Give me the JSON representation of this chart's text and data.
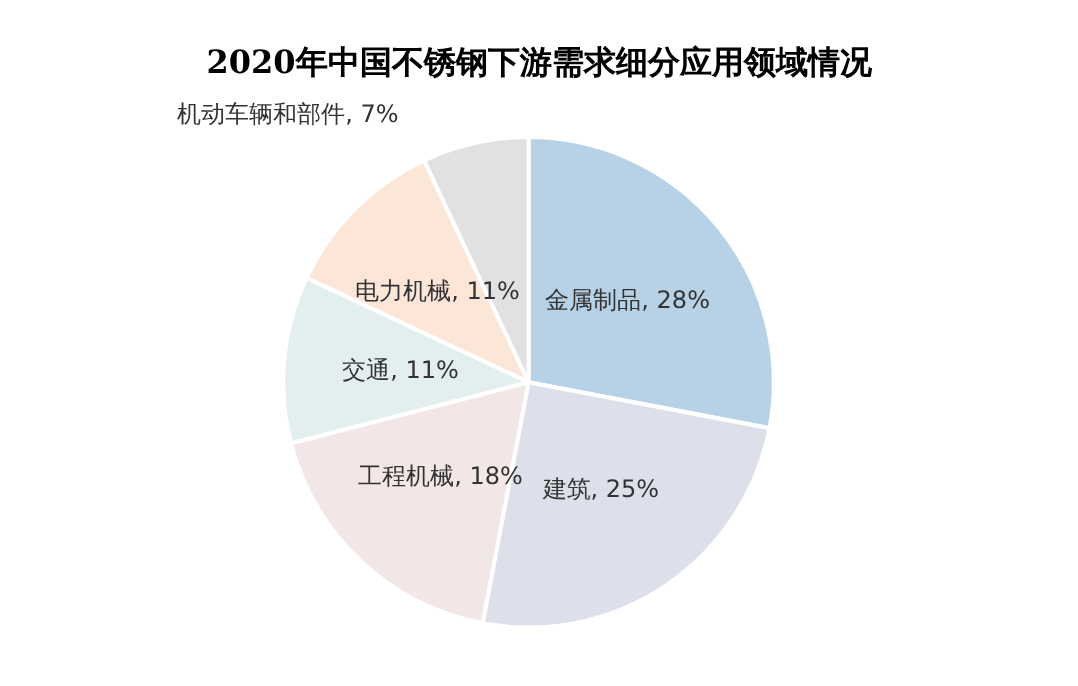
{
  "chart_data": {
    "type": "pie",
    "title": "2020年中国不锈钢下游需求细分应用领域情况",
    "categories": [
      "金属制品",
      "建筑",
      "工程机械",
      "交通",
      "电力机械",
      "机动车辆和部件"
    ],
    "values": [
      28,
      25,
      18,
      11,
      11,
      7
    ],
    "colors": [
      "#b7d2e6",
      "#dde0ea",
      "#f3e6e6",
      "#e3eeee",
      "#fce6d8",
      "#e1e1e1"
    ],
    "value_labels": [
      "28%",
      "25%",
      "18%",
      "11%",
      "11%",
      "7%"
    ],
    "legend": false
  }
}
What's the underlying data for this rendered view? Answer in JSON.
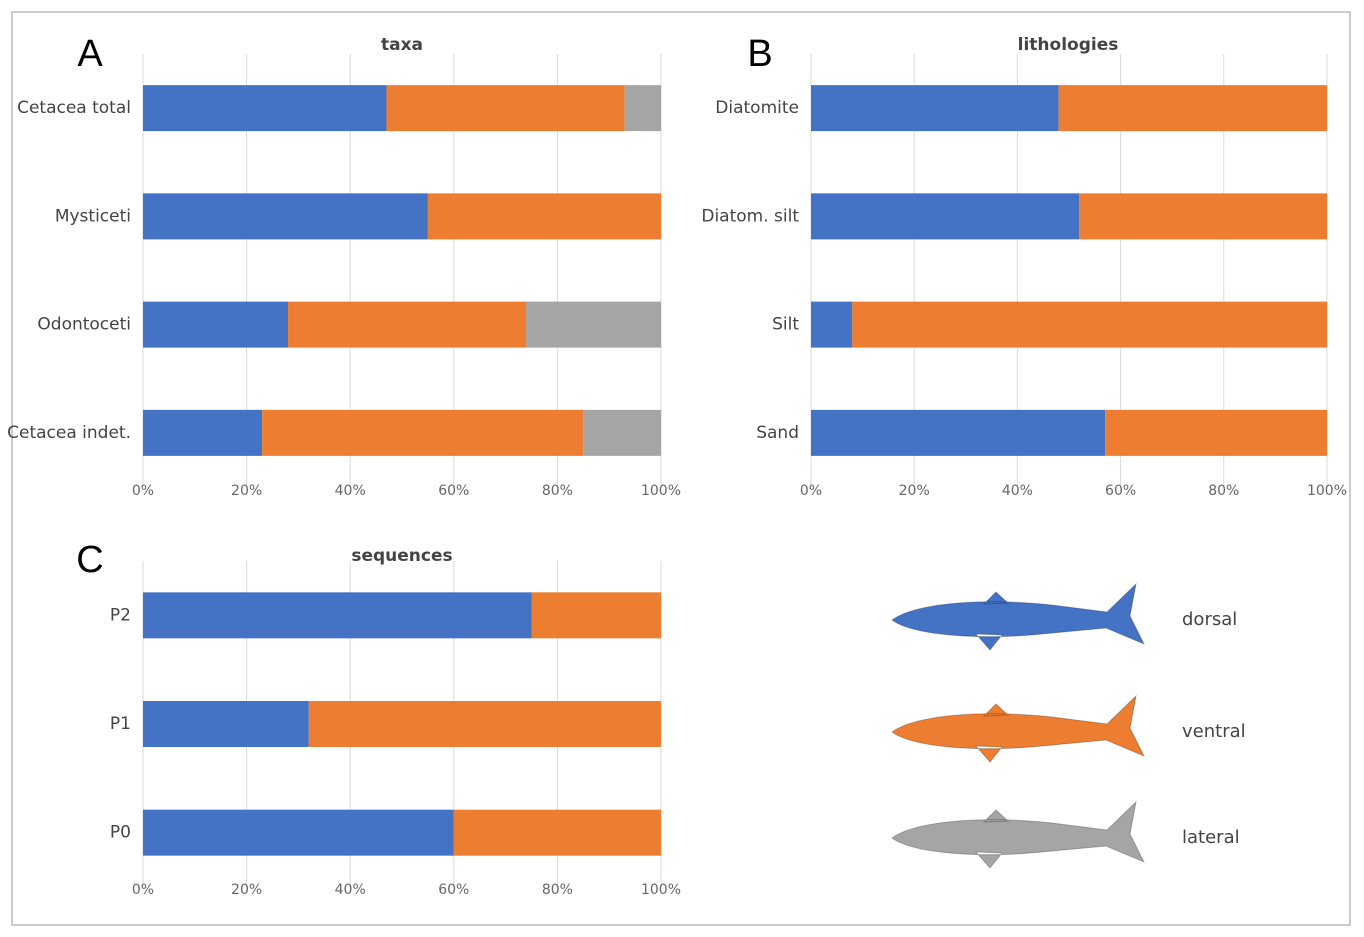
{
  "chart_data": [
    {
      "type": "bar",
      "orientation": "horizontal",
      "stacked": true,
      "panel_label": "A",
      "title": "taxa",
      "categories": [
        "Cetacea total",
        "Mysticeti",
        "Odontoceti",
        "Cetacea indet."
      ],
      "series": [
        {
          "name": "dorsal",
          "color": "#4472c4",
          "values": [
            47,
            55,
            28,
            23
          ]
        },
        {
          "name": "ventral",
          "color": "#ed7d31",
          "values": [
            46,
            45,
            46,
            62
          ]
        },
        {
          "name": "lateral",
          "color": "#a5a5a5",
          "values": [
            7,
            0,
            26,
            15
          ]
        }
      ],
      "xlim": [
        0,
        100
      ],
      "xticks": [
        {
          "value": 0,
          "label": "0%"
        },
        {
          "value": 20,
          "label": "20%"
        },
        {
          "value": 40,
          "label": "40%"
        },
        {
          "value": 60,
          "label": "60%"
        },
        {
          "value": 80,
          "label": "80%"
        },
        {
          "value": 100,
          "label": "100%"
        }
      ],
      "grid": true
    },
    {
      "type": "bar",
      "orientation": "horizontal",
      "stacked": true,
      "panel_label": "B",
      "title": "lithologies",
      "categories": [
        "Diatomite",
        "Diatom. silt",
        "Silt",
        "Sand"
      ],
      "series": [
        {
          "name": "dorsal",
          "color": "#4472c4",
          "values": [
            48,
            52,
            8,
            57
          ]
        },
        {
          "name": "ventral",
          "color": "#ed7d31",
          "values": [
            52,
            48,
            92,
            43
          ]
        }
      ],
      "xlim": [
        0,
        100
      ],
      "xticks": [
        {
          "value": 0,
          "label": "0%"
        },
        {
          "value": 20,
          "label": "20%"
        },
        {
          "value": 40,
          "label": "40%"
        },
        {
          "value": 60,
          "label": "60%"
        },
        {
          "value": 80,
          "label": "80%"
        },
        {
          "value": 100,
          "label": "100%"
        }
      ],
      "grid": true
    },
    {
      "type": "bar",
      "orientation": "horizontal",
      "stacked": true,
      "panel_label": "C",
      "title": "sequences",
      "categories": [
        "P2",
        "P1",
        "P0"
      ],
      "series": [
        {
          "name": "dorsal",
          "color": "#4472c4",
          "values": [
            75,
            32,
            60
          ]
        },
        {
          "name": "ventral",
          "color": "#ed7d31",
          "values": [
            25,
            68,
            40
          ]
        }
      ],
      "xlim": [
        0,
        100
      ],
      "xticks": [
        {
          "value": 0,
          "label": "0%"
        },
        {
          "value": 20,
          "label": "20%"
        },
        {
          "value": 40,
          "label": "40%"
        },
        {
          "value": 60,
          "label": "60%"
        },
        {
          "value": 80,
          "label": "80%"
        },
        {
          "value": 100,
          "label": "100%"
        }
      ],
      "grid": true
    }
  ]
}
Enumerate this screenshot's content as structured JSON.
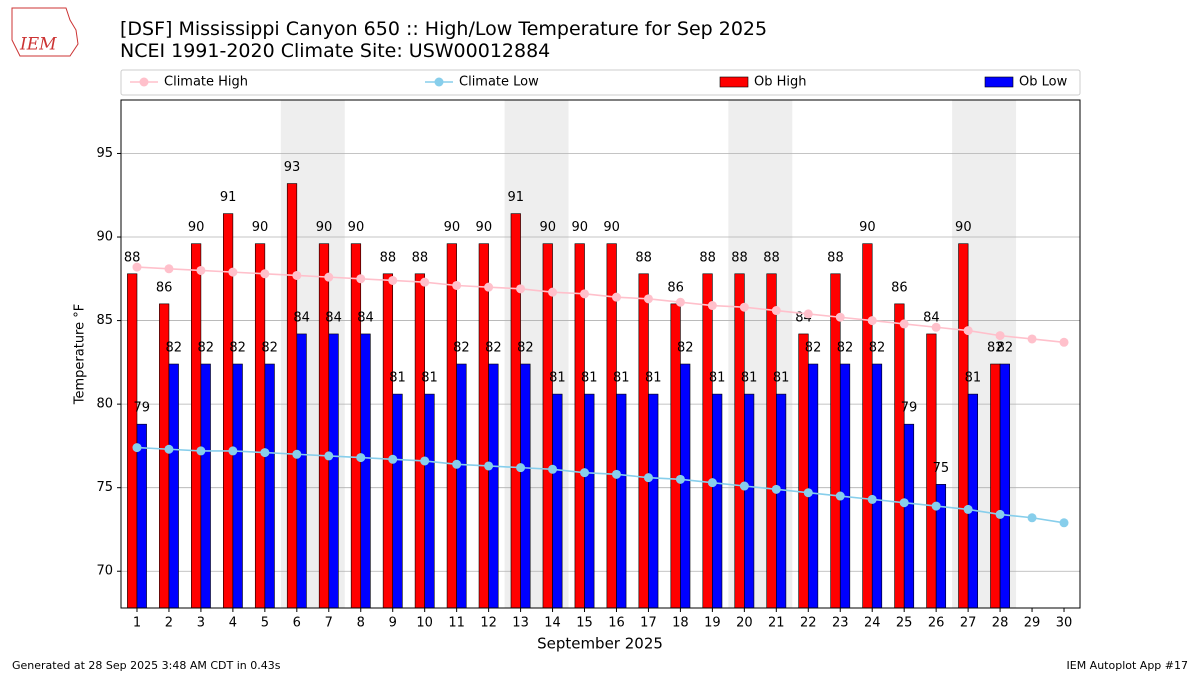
{
  "logo": "IEM",
  "footer_left": "Generated at 28 Sep 2025 3:48 AM CDT in 0.43s",
  "footer_right": "IEM Autoplot App #17",
  "chart_data": {
    "type": "bar",
    "title": "[DSF] Mississippi Canyon 650 :: High/Low Temperature for Sep 2025",
    "subtitle": "NCEI 1991-2020 Climate Site: USW00012884",
    "xlabel": "September 2025",
    "ylabel": "Temperature °F",
    "x": [
      1,
      2,
      3,
      4,
      5,
      6,
      7,
      8,
      9,
      10,
      11,
      12,
      13,
      14,
      15,
      16,
      17,
      18,
      19,
      20,
      21,
      22,
      23,
      24,
      25,
      26,
      27,
      28,
      29,
      30
    ],
    "xlim": [
      0.5,
      30.5
    ],
    "xticks": [
      1,
      2,
      3,
      4,
      5,
      6,
      7,
      8,
      9,
      10,
      11,
      12,
      13,
      14,
      15,
      16,
      17,
      18,
      19,
      20,
      21,
      22,
      23,
      24,
      25,
      26,
      27,
      28,
      29,
      30
    ],
    "ylim": [
      67.8,
      98.2
    ],
    "yticks": [
      70,
      75,
      80,
      85,
      90,
      95
    ],
    "grid": true,
    "legend": "top",
    "weekend_bands": [
      [
        5.5,
        7.5
      ],
      [
        12.5,
        14.5
      ],
      [
        19.5,
        21.5
      ],
      [
        26.5,
        28.5
      ]
    ],
    "series": [
      {
        "name": "Climate High",
        "kind": "line",
        "color": "#ffc0cb",
        "values": [
          88.2,
          88.1,
          88.0,
          87.9,
          87.8,
          87.7,
          87.6,
          87.5,
          87.4,
          87.3,
          87.1,
          87.0,
          86.9,
          86.7,
          86.6,
          86.4,
          86.3,
          86.1,
          85.9,
          85.8,
          85.6,
          85.4,
          85.2,
          85.0,
          84.8,
          84.6,
          84.4,
          84.1,
          83.9,
          83.7
        ]
      },
      {
        "name": "Climate Low",
        "kind": "line",
        "color": "#87ceeb",
        "values": [
          77.4,
          77.3,
          77.2,
          77.2,
          77.1,
          77.0,
          76.9,
          76.8,
          76.7,
          76.6,
          76.4,
          76.3,
          76.2,
          76.1,
          75.9,
          75.8,
          75.6,
          75.5,
          75.3,
          75.1,
          74.9,
          74.7,
          74.5,
          74.3,
          74.1,
          73.9,
          73.7,
          73.4,
          73.2,
          72.9
        ]
      },
      {
        "name": "Ob High",
        "kind": "bar",
        "color": "#ff0000",
        "values": [
          87.8,
          86.0,
          89.6,
          91.4,
          89.6,
          93.2,
          89.6,
          89.6,
          87.8,
          87.8,
          89.6,
          89.6,
          91.4,
          89.6,
          89.6,
          89.6,
          87.8,
          86.0,
          87.8,
          87.8,
          87.8,
          84.2,
          87.8,
          89.6,
          86.0,
          84.2,
          89.6,
          82.4,
          null,
          null
        ],
        "value_labels": [
          "88",
          "86",
          "90",
          "91",
          "90",
          "93",
          "90",
          "90",
          "88",
          "88",
          "90",
          "90",
          "91",
          "90",
          "90",
          "90",
          "88",
          "86",
          "88",
          "88",
          "88",
          "84",
          "88",
          "90",
          "86",
          "84",
          "90",
          "82",
          null,
          null
        ]
      },
      {
        "name": "Ob Low",
        "kind": "bar",
        "color": "#0000ff",
        "values": [
          78.8,
          82.4,
          82.4,
          82.4,
          82.4,
          84.2,
          84.2,
          84.2,
          80.6,
          80.6,
          82.4,
          82.4,
          82.4,
          80.6,
          80.6,
          80.6,
          80.6,
          82.4,
          80.6,
          80.6,
          80.6,
          82.4,
          82.4,
          82.4,
          78.8,
          75.2,
          80.6,
          82.4,
          null,
          null
        ],
        "value_labels": [
          "79",
          "82",
          "82",
          "82",
          "82",
          "84",
          "84",
          "84",
          "81",
          "81",
          "82",
          "82",
          "82",
          "81",
          "81",
          "81",
          "81",
          "82",
          "81",
          "81",
          "81",
          "82",
          "82",
          "82",
          "79",
          "75",
          "81",
          "82",
          null,
          null
        ]
      }
    ]
  }
}
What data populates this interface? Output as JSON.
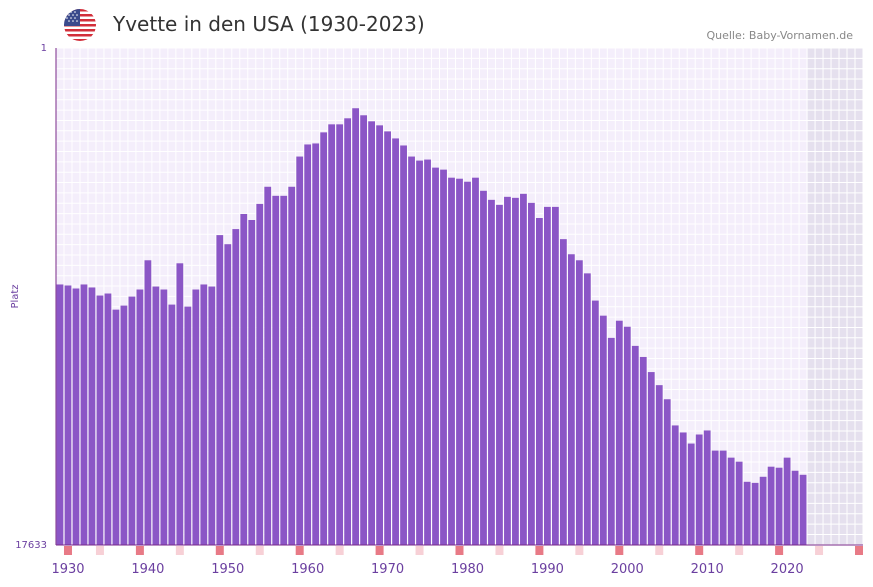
{
  "header": {
    "title": "Yvette in den USA (1930-2023)",
    "source": "Quelle: Baby-Vornamen.de",
    "flag_icon": "usa-flag-icon"
  },
  "colors": {
    "bar": "#8b56c6",
    "plot_bg": "#f4eefb",
    "grid": "#ffffff",
    "future_bg": "#e5e0ee",
    "axis": "#7a2a8a",
    "tick_label": "#6b3fa0",
    "marker_strong": "#e87a86",
    "marker_light": "#f7d0d6"
  },
  "chart_data": {
    "type": "bar",
    "title": "Yvette in den USA (1930-2023)",
    "xlabel": "",
    "ylabel": "Platz",
    "y_inverted": true,
    "ylim": [
      1,
      17633
    ],
    "y_ticks": [
      1,
      17633
    ],
    "x_range": [
      1929,
      2029
    ],
    "x_ticks": [
      1930,
      1940,
      1950,
      1960,
      1970,
      1980,
      1990,
      2000,
      2010,
      2020
    ],
    "future_from": 2023,
    "x": [
      1929,
      1930,
      1931,
      1932,
      1933,
      1934,
      1935,
      1936,
      1937,
      1938,
      1939,
      1940,
      1941,
      1942,
      1943,
      1944,
      1945,
      1946,
      1947,
      1948,
      1949,
      1950,
      1951,
      1952,
      1953,
      1954,
      1955,
      1956,
      1957,
      1958,
      1959,
      1960,
      1961,
      1962,
      1963,
      1964,
      1965,
      1966,
      1967,
      1968,
      1969,
      1970,
      1971,
      1972,
      1973,
      1974,
      1975,
      1976,
      1977,
      1978,
      1979,
      1980,
      1981,
      1982,
      1983,
      1984,
      1985,
      1986,
      1987,
      1988,
      1989,
      1990,
      1991,
      1992,
      1993,
      1994,
      1995,
      1996,
      1997,
      1998,
      1999,
      2000,
      2001,
      2002,
      2003,
      2004,
      2005,
      2006,
      2007,
      2008,
      2009,
      2010,
      2011,
      2012,
      2013,
      2014,
      2015,
      2016,
      2017,
      2018,
      2019,
      2020,
      2021,
      2022
    ],
    "values": [
      8390,
      8427,
      8533,
      8390,
      8497,
      8783,
      8711,
      9283,
      9140,
      8819,
      8569,
      7532,
      8462,
      8569,
      9104,
      7639,
      9175,
      8569,
      8390,
      8462,
      6639,
      6961,
      6425,
      5889,
      6103,
      5531,
      4924,
      5245,
      5245,
      4924,
      3852,
      3423,
      3387,
      2994,
      2709,
      2709,
      2495,
      2138,
      2388,
      2602,
      2745,
      2959,
      3209,
      3459,
      3852,
      3995,
      3959,
      4245,
      4316,
      4602,
      4638,
      4745,
      4602,
      5067,
      5388,
      5567,
      5281,
      5317,
      5174,
      5495,
      6032,
      5638,
      5638,
      6782,
      7318,
      7532,
      7996,
      8962,
      9497,
      10283,
      9676,
      9890,
      10569,
      10962,
      11498,
      11962,
      12462,
      13391,
      13641,
      14034,
      13713,
      13570,
      14284,
      14284,
      14534,
      14677,
      15391,
      15427,
      15213,
      14855,
      14891,
      14534,
      14999,
      15142
    ],
    "markers_strong": [
      1930,
      1939,
      1949,
      1959,
      1969,
      1979,
      1989,
      1999,
      2009,
      2019,
      2029
    ],
    "markers_light": [
      1934,
      1944,
      1954,
      1964,
      1974,
      1984,
      1994,
      2004,
      2014,
      2024
    ]
  }
}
*-*-*
REQUEST = List each line of the records that holds the string "this".

TASK RESULT =
Give me the JSON representation of this chart's text and data.
What's the underlying data for this rendered view? Answer in JSON.
Enumerate this screenshot's content as structured JSON.
What data populates this interface? Output as JSON.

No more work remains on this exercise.